EXERCISE OBJECTIVE
Would you pull out every line of the material that contains the string "label"?

TASK MATERIAL
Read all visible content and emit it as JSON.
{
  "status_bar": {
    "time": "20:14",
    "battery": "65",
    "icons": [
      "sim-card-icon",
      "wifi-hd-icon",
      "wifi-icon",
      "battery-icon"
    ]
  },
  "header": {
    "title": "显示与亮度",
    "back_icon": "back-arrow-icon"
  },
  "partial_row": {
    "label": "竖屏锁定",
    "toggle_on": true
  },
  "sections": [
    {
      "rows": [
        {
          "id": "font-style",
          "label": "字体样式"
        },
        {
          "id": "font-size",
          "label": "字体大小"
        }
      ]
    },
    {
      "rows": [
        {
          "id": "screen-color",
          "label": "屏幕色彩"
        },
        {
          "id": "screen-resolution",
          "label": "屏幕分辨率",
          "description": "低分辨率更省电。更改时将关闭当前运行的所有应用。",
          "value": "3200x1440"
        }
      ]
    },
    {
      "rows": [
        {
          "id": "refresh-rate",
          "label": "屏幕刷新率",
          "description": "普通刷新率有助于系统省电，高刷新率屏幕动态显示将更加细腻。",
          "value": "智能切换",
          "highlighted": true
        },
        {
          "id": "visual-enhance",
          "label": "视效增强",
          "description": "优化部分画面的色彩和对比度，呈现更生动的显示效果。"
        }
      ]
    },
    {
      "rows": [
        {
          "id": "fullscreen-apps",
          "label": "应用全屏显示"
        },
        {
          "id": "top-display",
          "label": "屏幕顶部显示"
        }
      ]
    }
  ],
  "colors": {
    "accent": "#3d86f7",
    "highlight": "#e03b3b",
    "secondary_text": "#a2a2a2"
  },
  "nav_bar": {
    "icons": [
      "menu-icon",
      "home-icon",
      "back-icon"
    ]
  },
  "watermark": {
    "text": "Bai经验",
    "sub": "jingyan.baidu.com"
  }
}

SOLUTION BELOW
    "label": "竖屏锁定",
          "label": "字体样式"
          "label": "字体大小"
          "label": "屏幕色彩"
          "label": "屏幕分辨率",
          "label": "屏幕刷新率",
          "label": "视效增强",
          "label": "应用全屏显示"
          "label": "屏幕顶部显示"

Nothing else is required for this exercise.